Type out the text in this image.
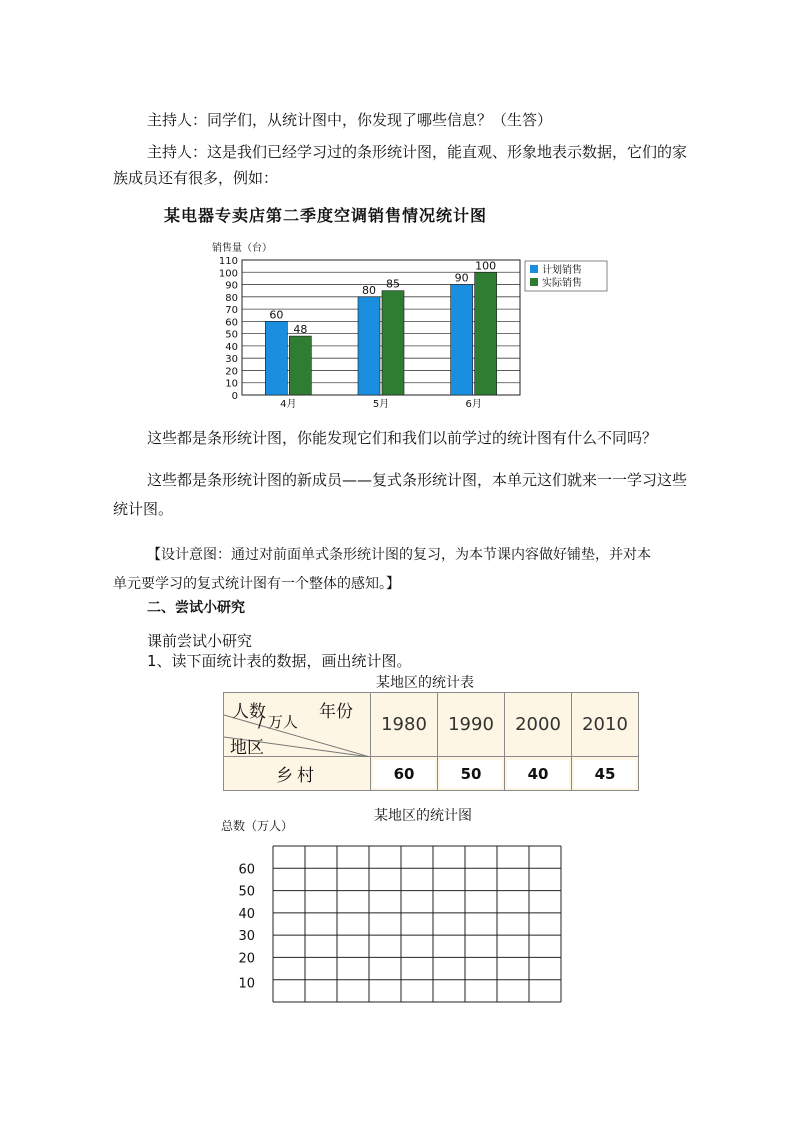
主持人：同学们，从统计图中，你发现了哪些信息？（生答）
主持人：这是我们已经学习过的条形统计图，能直观、形象地表示数据，它们的家
族成员还有很多，例如：
某电器专卖店第二季度空调销售情况统计图
销售量（台）
0
10
20
30
40
50
60
70
80
90
100
110
60
48
4月
80 85
5月
90
100
6月
计划销售
实际销售
这些都是条形统计图，你能发现它们和我们以前学过的统计图有什么不同吗？
这些都是条形统计图的新成员——复式条形统计图，本单元这们就来一一学习这些
统计图。
【设计意图：通过对前面单式条形统计图的复习，为本节课内容做好铺垫，并对本
单元要学习的复式统计图有一个整体的感知。】
二、尝试小研究
课前尝试小研究
1、读下面统计表的数据，画出统计图。
某地区的统计表
人数
/ 万人 年份
地区	1980	1990	2000	2010
乡村	60	50	40	45
某地区的统计图
总数（万人）
60
50
40
30
20
10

══════════════════════════════

Do this:
Omit the pictures, then output the rest of the listing exactly.

Written answer:
Type out the text in this image.
主持人：同学们，从统计图中，你发现了哪些信息？（生答）
主持人：这是我们已经学习过的条形统计图，能直观、形象地表示数据，它们的家
族成员还有很多，例如：
某电器专卖店第二季度空调销售情况统计图
销售量（台）
0
10
20
30
40
50
60
70
80
90
100
110
60
48
4月
80 85
5月
90
100
6月
计划销售
实际销售
这些都是条形统计图，你能发现它们和我们以前学过的统计图有什么不同吗？
这些都是条形统计图的新成员——复式条形统计图，本单元这们就来一一学习这些
统计图。
【设计意图：通过对前面单式条形统计图的复习，为本节课内容做好铺垫，并对本
单元要学习的复式统计图有一个整体的感知。】
二、尝试小研究
课前尝试小研究
1、读下面统计表的数据，画出统计图。
某地区的统计表
人数
/ 万人 年份
地区	1980	1990	2000	2010
乡村	60	50	40	45
某地区的统计图
总数（万人）
60
50
40
30
20
10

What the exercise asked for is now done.